Data items:
begin

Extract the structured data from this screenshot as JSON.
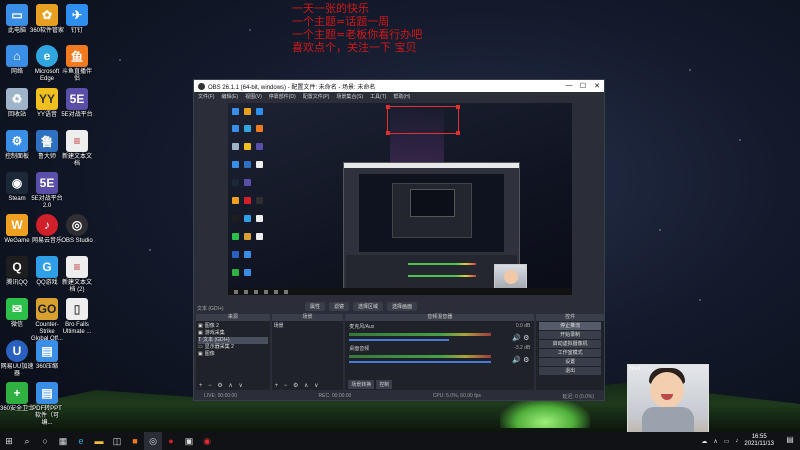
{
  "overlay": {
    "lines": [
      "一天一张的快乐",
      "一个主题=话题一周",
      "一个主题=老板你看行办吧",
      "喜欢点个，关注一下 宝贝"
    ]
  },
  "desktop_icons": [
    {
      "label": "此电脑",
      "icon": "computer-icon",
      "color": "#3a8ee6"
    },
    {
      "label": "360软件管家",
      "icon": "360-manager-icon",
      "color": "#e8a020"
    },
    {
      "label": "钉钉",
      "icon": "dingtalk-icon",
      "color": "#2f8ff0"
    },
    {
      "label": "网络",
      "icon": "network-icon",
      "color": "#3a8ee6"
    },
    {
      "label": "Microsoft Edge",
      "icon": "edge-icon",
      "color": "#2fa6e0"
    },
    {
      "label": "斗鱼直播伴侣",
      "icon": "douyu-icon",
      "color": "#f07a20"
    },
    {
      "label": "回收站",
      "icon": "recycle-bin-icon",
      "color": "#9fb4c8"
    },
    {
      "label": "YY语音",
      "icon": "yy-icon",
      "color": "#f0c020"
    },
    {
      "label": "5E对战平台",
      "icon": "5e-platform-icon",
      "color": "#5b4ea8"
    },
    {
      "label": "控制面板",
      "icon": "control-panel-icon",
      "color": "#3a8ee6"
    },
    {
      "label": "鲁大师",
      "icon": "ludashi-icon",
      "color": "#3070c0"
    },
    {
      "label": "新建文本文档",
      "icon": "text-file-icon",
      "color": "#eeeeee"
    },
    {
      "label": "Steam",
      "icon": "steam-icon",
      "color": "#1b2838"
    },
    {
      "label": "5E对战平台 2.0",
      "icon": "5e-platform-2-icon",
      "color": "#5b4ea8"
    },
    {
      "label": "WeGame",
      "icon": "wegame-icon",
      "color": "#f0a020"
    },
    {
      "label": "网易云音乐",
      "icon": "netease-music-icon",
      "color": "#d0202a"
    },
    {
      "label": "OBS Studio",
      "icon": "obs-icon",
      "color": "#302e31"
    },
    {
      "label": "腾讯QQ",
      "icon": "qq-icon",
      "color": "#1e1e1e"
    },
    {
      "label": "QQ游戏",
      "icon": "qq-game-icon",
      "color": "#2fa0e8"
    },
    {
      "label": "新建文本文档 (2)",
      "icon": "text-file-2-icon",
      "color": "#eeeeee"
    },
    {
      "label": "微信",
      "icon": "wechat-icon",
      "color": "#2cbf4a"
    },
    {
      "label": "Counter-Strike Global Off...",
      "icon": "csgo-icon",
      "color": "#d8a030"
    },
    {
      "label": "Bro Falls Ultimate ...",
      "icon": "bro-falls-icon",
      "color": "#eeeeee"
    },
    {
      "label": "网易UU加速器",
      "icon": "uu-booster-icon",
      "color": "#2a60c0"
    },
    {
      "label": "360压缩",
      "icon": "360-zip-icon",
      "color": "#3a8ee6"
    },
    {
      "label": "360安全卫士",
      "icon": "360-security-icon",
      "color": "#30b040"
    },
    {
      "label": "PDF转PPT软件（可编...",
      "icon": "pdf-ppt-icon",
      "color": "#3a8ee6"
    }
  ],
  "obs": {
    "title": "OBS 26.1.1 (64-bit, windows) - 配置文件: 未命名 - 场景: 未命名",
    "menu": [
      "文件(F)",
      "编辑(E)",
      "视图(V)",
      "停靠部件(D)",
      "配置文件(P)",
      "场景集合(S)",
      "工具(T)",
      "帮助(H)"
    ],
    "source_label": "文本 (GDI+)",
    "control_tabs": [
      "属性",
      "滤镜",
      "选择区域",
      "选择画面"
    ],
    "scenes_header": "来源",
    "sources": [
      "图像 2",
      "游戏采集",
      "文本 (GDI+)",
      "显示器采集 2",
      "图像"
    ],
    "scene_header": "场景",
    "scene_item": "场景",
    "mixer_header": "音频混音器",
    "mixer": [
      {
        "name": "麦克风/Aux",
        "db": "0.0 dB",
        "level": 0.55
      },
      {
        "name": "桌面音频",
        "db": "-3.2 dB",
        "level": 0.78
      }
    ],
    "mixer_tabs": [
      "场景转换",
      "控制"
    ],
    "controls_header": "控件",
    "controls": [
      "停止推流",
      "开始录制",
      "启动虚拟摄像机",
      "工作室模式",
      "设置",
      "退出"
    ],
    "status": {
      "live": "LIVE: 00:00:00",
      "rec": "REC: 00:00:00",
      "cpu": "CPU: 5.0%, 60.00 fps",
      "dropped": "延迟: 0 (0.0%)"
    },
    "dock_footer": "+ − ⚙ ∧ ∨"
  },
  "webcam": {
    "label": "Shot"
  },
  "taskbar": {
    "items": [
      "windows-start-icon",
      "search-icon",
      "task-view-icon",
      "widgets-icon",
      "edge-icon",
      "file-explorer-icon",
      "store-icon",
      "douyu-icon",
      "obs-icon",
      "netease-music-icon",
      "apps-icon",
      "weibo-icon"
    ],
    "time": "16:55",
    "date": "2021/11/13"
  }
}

end
begin

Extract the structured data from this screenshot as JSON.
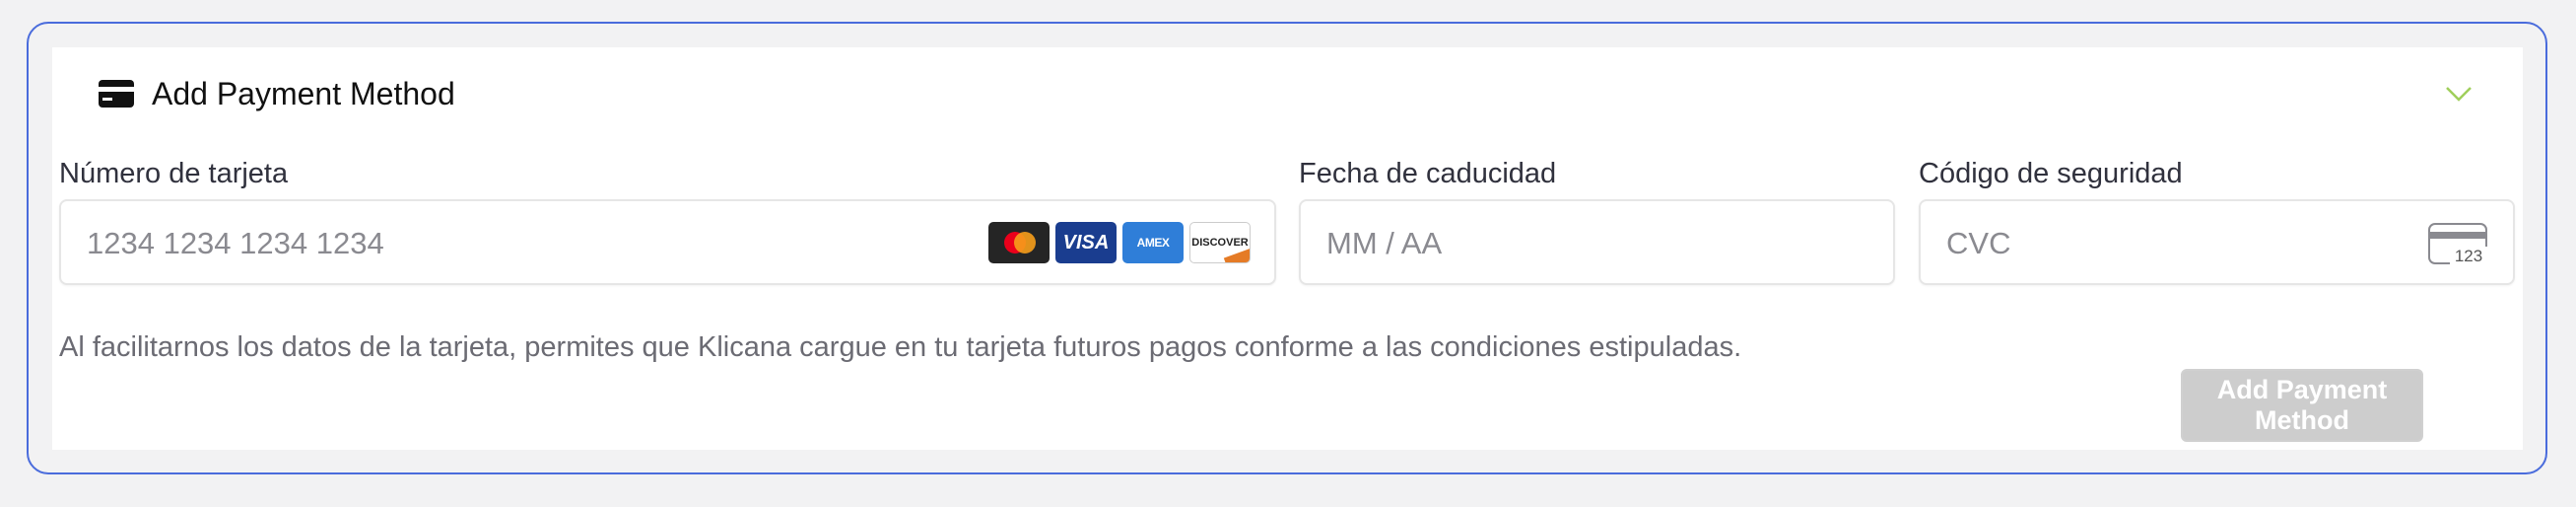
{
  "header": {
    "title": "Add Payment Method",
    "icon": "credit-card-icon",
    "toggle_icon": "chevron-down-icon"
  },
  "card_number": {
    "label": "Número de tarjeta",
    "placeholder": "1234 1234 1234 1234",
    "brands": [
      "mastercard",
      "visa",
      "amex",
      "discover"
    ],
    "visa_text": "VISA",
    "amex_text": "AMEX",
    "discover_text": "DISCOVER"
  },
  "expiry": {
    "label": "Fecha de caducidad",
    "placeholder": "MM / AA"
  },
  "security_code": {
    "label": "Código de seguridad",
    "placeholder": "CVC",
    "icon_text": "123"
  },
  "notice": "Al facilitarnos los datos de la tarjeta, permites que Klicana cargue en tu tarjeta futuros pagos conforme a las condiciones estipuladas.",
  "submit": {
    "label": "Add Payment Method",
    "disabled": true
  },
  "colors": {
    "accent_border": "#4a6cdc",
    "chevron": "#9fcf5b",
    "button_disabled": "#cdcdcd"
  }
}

end
begin

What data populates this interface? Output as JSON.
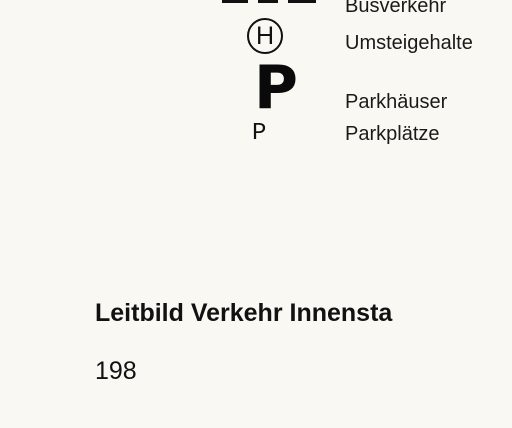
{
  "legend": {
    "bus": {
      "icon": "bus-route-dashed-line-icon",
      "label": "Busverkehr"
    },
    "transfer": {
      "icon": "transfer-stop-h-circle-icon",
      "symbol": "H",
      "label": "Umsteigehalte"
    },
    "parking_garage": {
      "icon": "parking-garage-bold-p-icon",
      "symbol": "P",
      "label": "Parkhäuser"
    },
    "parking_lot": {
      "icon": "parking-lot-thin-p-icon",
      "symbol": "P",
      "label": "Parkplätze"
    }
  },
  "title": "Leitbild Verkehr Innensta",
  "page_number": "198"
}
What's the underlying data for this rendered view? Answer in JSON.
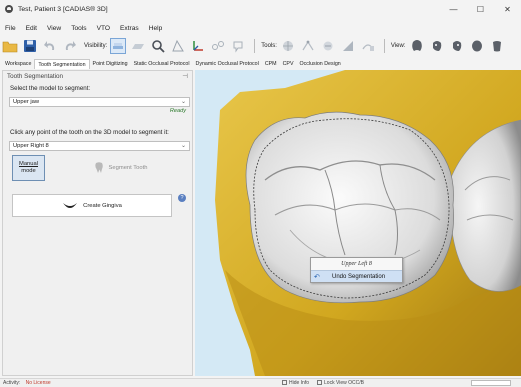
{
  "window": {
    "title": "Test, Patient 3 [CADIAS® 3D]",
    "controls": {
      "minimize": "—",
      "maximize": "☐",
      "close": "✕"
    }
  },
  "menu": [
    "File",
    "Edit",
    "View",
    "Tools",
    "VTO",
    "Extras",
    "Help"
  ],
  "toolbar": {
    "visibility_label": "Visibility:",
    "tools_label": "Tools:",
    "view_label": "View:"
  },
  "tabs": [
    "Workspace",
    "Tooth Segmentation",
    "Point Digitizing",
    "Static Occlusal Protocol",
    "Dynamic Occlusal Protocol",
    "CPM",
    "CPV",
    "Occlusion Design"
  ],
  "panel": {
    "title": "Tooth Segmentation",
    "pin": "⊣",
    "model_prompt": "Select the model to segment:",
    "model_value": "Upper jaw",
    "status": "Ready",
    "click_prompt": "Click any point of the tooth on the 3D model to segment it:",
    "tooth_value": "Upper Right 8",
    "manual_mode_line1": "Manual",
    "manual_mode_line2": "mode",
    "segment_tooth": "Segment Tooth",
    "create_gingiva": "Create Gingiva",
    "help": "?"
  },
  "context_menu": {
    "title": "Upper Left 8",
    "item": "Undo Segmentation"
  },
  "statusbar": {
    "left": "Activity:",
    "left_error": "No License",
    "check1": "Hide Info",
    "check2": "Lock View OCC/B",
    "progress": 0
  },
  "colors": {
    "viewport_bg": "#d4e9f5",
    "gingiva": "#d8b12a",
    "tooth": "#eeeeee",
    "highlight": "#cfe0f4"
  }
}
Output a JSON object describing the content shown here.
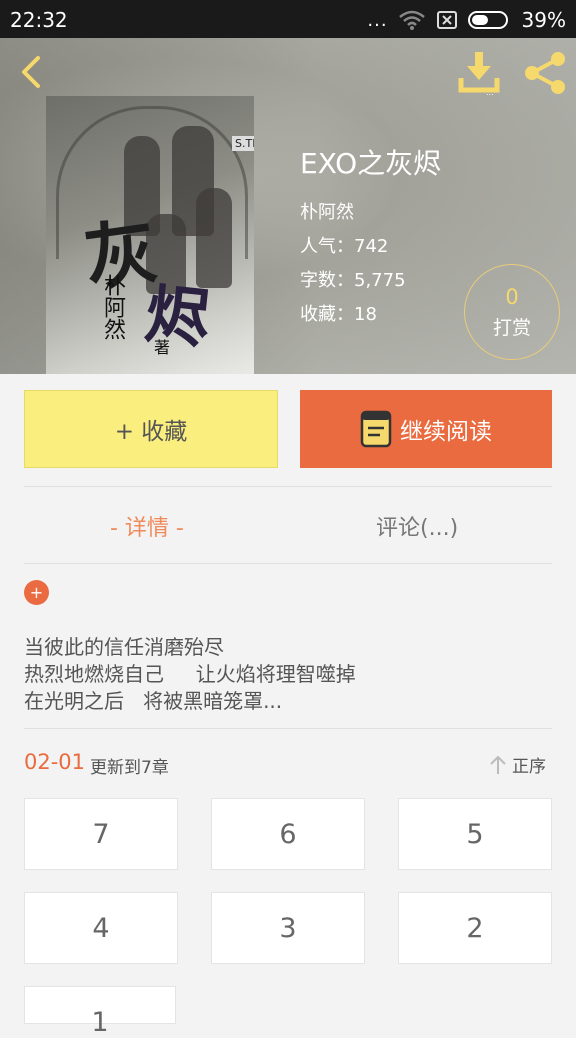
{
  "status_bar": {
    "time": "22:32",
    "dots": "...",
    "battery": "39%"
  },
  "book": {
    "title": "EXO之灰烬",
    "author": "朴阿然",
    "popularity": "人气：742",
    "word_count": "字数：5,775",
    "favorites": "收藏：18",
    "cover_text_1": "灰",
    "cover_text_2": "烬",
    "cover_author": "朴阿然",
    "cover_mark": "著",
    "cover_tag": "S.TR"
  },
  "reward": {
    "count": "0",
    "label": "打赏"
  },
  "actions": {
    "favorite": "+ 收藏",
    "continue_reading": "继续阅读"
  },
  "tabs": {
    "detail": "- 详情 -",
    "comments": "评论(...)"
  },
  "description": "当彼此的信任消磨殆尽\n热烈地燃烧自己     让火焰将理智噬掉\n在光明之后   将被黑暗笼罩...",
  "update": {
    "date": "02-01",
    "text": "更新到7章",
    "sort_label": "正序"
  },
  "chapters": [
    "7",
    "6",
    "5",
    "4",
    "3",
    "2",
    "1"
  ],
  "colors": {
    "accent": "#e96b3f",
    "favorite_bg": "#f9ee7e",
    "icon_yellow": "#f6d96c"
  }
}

end

STATED PROBLEM: Find every line in the records above that holds the word "netease", and copy each one.

REPLY:
      "icon": "netease-music-icon",
      "netease-music-icon",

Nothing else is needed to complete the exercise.